> _Input for this task_:

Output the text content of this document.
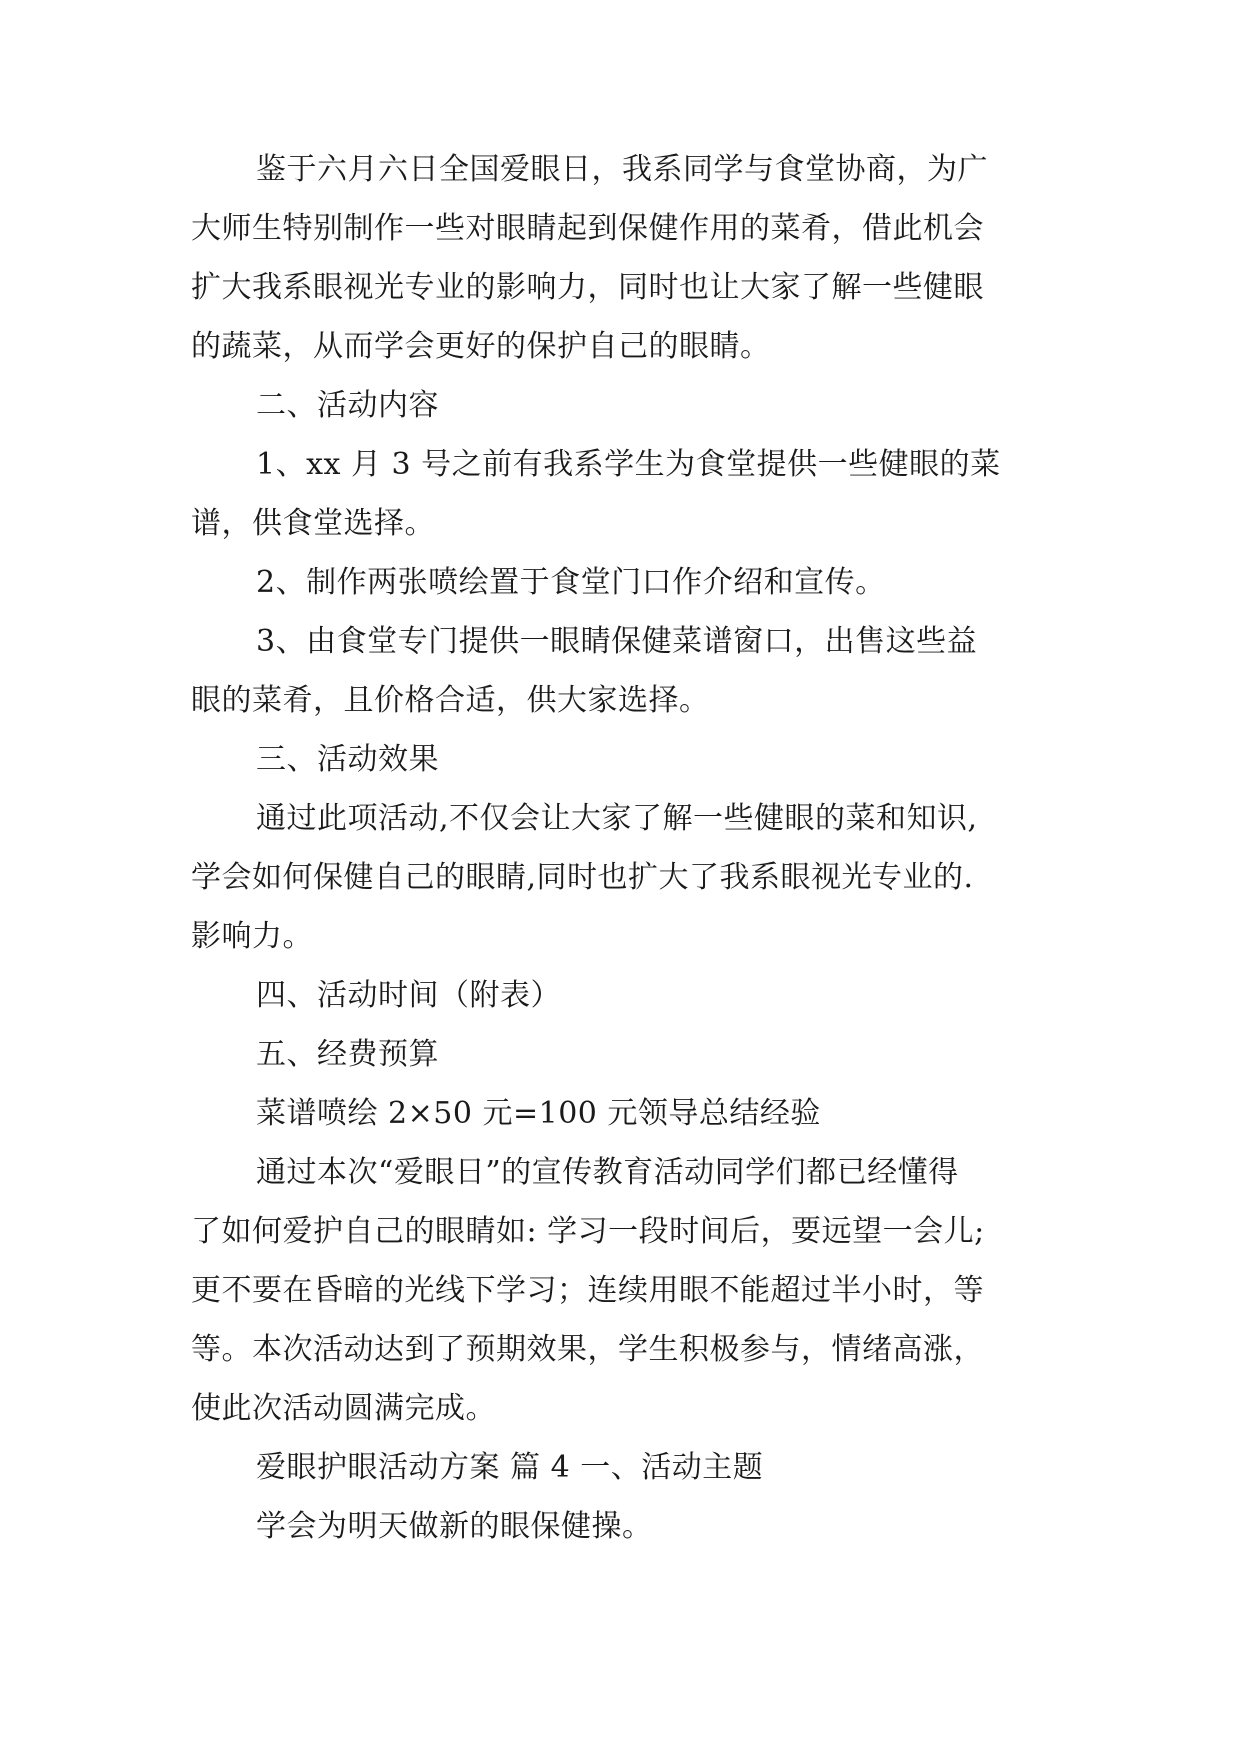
鉴于六月六日全国爱眼日，我系同学与食堂协商，为广
大师生特别制作一些对眼睛起到保健作用的菜肴，借此机会
扩大我系眼视光专业的影响力，同时也让大家了解一些健眼
的蔬菜，从而学会更好的保护自己的眼睛。
二、活动内容
1、xx 月 3 号之前有我系学生为食堂提供一些健眼的菜
谱，供食堂选择。
2、制作两张喷绘置于食堂门口作介绍和宣传。
3、由食堂专门提供一眼睛保健菜谱窗口，出售这些益
眼的菜肴，且价格合适，供大家选择。
三、活动效果
通过此项活动,不仅会让大家了解一些健眼的菜和知识,
学会如何保健自己的眼睛,同时也扩大了我系眼视光专业的.
影响力。
四、活动时间（附表）
五、经费预算
菜谱喷绘 2×50 元=100 元领导总结经验
通过本次“爱眼日”的宣传教育活动同学们都已经懂得
了如何爱护自己的眼睛如: 学习一段时间后，要远望一会儿;
更不要在昏暗的光线下学习；连续用眼不能超过半小时，等
等。本次活动达到了预期效果，学生积极参与，情绪高涨，
使此次活动圆满完成。
爱眼护眼活动方案 篇 4 一、活动主题
学会为明天做新的眼保健操。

> _Task to carry out_:
Without the pictures, return all the records precisely as they stand.

> _Task result_:
Output the text content of this document.
鉴于六月六日全国爱眼日，我系同学与食堂协商，为广
大师生特别制作一些对眼睛起到保健作用的菜肴，借此机会
扩大我系眼视光专业的影响力，同时也让大家了解一些健眼
的蔬菜，从而学会更好的保护自己的眼睛。
二、活动内容
1、xx 月 3 号之前有我系学生为食堂提供一些健眼的菜
谱，供食堂选择。
2、制作两张喷绘置于食堂门口作介绍和宣传。
3、由食堂专门提供一眼睛保健菜谱窗口，出售这些益
眼的菜肴，且价格合适，供大家选择。
三、活动效果
通过此项活动,不仅会让大家了解一些健眼的菜和知识,
学会如何保健自己的眼睛,同时也扩大了我系眼视光专业的.
影响力。
四、活动时间（附表）
五、经费预算
菜谱喷绘 2×50 元=100 元领导总结经验
通过本次“爱眼日”的宣传教育活动同学们都已经懂得
了如何爱护自己的眼睛如: 学习一段时间后，要远望一会儿;
更不要在昏暗的光线下学习；连续用眼不能超过半小时，等
等。本次活动达到了预期效果，学生积极参与，情绪高涨，
使此次活动圆满完成。
爱眼护眼活动方案 篇 4 一、活动主题
学会为明天做新的眼保健操。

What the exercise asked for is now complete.